◆ PROMPT ◆
Select, from the data, each line where "Гагарина" occurs.

◆ DATA SHOWN ◆
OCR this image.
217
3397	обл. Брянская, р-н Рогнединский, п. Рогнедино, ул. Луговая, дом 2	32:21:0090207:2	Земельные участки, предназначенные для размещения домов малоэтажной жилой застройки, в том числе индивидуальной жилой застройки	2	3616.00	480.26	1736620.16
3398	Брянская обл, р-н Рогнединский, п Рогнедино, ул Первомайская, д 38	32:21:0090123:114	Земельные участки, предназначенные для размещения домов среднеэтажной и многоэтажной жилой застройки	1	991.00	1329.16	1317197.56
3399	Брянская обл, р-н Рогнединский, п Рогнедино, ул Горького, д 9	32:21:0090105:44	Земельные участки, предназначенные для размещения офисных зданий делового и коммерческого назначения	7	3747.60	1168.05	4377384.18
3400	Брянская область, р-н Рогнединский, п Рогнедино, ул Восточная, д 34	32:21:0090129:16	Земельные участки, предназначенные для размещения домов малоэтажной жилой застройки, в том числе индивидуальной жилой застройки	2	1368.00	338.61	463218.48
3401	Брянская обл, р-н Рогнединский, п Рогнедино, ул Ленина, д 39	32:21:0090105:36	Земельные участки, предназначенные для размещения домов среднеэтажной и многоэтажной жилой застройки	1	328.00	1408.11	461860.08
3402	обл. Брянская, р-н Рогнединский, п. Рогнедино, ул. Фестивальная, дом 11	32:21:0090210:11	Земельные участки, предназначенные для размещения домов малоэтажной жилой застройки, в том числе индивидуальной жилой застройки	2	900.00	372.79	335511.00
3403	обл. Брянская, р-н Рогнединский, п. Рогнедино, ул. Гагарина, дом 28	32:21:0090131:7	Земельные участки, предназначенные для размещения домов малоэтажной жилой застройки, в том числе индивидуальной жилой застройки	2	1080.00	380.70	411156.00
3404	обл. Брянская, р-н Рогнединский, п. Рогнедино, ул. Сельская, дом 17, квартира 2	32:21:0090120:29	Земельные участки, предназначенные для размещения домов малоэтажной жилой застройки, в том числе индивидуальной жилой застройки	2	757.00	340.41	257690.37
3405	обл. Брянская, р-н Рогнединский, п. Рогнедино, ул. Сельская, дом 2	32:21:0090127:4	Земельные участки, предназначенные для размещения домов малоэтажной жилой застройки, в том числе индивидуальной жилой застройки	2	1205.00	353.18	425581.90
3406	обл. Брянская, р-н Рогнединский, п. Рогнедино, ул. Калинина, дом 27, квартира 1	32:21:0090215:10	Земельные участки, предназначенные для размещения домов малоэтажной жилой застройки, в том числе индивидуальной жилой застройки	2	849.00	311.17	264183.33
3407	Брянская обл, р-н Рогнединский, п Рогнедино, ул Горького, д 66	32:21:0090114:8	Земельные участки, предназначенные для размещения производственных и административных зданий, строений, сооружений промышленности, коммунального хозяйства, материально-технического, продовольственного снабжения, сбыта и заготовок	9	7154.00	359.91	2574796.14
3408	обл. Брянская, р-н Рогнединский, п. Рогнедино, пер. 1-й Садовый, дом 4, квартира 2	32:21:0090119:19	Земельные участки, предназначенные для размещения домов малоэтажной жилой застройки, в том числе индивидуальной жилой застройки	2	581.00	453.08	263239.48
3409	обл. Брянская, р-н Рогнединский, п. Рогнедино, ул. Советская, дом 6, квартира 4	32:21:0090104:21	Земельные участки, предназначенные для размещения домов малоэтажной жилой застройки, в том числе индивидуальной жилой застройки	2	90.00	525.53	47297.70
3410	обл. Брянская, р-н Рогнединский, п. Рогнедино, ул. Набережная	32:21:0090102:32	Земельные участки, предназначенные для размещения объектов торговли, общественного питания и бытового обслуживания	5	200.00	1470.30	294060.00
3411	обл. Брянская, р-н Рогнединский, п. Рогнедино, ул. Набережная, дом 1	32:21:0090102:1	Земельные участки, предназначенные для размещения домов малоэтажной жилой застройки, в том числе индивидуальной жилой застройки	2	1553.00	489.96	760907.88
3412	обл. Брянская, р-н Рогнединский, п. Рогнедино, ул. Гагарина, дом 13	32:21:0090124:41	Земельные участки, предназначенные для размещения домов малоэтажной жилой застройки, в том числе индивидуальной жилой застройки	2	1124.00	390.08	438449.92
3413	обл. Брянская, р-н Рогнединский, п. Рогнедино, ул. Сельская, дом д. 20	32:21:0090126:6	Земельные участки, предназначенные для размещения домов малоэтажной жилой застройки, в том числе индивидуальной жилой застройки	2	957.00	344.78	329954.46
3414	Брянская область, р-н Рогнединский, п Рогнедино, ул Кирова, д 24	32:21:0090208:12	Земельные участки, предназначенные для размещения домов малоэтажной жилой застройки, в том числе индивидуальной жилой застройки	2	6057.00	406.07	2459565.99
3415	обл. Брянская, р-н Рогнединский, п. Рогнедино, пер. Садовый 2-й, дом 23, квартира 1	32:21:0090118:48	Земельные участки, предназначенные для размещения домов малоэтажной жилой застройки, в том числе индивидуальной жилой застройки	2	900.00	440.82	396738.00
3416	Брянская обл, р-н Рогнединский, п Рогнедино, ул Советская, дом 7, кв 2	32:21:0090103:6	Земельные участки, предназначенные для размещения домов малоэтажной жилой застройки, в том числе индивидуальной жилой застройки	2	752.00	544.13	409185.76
--
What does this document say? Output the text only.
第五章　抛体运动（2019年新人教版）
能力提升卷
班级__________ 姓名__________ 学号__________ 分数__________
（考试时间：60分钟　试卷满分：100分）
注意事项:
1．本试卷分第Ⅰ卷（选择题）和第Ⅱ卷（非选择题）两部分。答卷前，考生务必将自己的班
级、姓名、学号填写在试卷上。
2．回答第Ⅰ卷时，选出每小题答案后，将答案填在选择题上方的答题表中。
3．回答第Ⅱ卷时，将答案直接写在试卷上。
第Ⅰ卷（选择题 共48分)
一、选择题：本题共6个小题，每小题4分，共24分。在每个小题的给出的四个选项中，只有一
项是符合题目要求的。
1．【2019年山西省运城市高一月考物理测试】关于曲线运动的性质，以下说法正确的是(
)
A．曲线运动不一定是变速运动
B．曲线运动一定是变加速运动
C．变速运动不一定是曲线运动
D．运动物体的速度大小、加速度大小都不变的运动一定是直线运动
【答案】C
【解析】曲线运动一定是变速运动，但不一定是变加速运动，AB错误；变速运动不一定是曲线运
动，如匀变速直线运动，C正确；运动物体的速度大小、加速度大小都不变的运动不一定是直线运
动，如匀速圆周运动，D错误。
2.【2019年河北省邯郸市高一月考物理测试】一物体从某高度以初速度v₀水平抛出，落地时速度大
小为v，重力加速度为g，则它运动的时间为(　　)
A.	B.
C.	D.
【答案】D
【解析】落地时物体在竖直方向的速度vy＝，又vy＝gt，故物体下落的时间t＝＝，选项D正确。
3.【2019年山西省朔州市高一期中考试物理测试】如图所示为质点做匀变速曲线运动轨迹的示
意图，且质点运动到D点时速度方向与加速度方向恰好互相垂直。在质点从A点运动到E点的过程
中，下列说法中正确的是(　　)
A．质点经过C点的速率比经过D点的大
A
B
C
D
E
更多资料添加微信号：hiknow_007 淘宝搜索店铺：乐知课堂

◆ RESULT OF THE EXERCISE ◆
3403	обл. Брянская, р-н Рогнединский, п. Рогнедино, ул. Гагарина, дом 28	32:21:0090131:7	Земельные участки, предназначенные для размещения домов малоэтажной жилой застройки, в том числе индивидуальной жилой застройки	2	1080.00	380.70	411156.00
3412	обл. Брянская, р-н Рогнединский, п. Рогнедино, ул. Гагарина, дом 13	32:21:0090124:41	Земельные участки, предназначенные для размещения домов малоэтажной жилой застройки, в том числе индивидуальной жилой застройки	2	1124.00	390.08	438449.92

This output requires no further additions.